● **Aim of the exercise**
Return every one of the rows below word for word, changing nothing.
-- Source data start --
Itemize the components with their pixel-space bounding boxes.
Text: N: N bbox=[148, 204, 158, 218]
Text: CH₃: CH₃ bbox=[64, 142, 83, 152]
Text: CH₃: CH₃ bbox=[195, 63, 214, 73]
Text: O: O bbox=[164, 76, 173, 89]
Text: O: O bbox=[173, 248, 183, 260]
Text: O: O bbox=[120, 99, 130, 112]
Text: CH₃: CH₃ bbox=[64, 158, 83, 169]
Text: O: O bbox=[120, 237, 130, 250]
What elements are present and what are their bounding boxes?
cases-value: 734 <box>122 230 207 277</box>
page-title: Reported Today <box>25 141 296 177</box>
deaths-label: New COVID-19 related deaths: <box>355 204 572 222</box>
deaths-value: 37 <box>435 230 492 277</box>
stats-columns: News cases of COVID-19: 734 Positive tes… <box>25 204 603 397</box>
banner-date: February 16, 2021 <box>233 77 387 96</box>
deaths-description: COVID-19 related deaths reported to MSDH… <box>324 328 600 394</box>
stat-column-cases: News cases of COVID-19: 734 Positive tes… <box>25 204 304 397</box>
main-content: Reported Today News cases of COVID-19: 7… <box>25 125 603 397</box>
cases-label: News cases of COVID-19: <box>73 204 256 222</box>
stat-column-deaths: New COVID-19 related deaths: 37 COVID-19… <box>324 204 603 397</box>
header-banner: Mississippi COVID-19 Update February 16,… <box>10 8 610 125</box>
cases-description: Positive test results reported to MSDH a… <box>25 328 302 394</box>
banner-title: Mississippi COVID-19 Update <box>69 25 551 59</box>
-- Source data end --
● **Completed exercise**
Itemize the components with their pixel-space bounding boxes.
Text: N: N bbox=[148, 204, 158, 218]
Text: CH₃: CH₃ bbox=[64, 142, 83, 152]
Text: CH₃: CH₃ bbox=[195, 63, 214, 73]
Text: O: O bbox=[164, 76, 173, 89]
Text: O: O bbox=[173, 248, 183, 260]
Text: O: O bbox=[120, 99, 130, 112]
Text: CH₃: CH₃ bbox=[64, 158, 83, 169]
Text: O: O bbox=[120, 237, 130, 250]
What elements are present and what are their bounding boxes?
cases-value: 734 <box>122 230 207 277</box>
page-title: Reported Today <box>25 141 296 177</box>
deaths-label: New COVID-19 related deaths: <box>355 204 572 222</box>
deaths-value: 37 <box>435 230 492 277</box>
stats-columns: News cases of COVID-19: 734 Positive tes… <box>25 204 603 397</box>
banner-date: February 16, 2021 <box>233 77 387 96</box>
deaths-description: COVID-19 related deaths reported to MSDH… <box>324 328 600 394</box>
stat-column-cases: News cases of COVID-19: 734 Positive tes… <box>25 204 304 397</box>
main-content: Reported Today News cases of COVID-19: 7… <box>25 125 603 397</box>
cases-label: News cases of COVID-19: <box>73 204 256 222</box>
stat-column-deaths: New COVID-19 related deaths: 37 COVID-19… <box>324 204 603 397</box>
header-banner: Mississippi COVID-19 Update February 16,… <box>10 8 610 125</box>
cases-description: Positive test results reported to MSDH a… <box>25 328 302 394</box>
banner-title: Mississippi COVID-19 Update <box>69 25 551 59</box>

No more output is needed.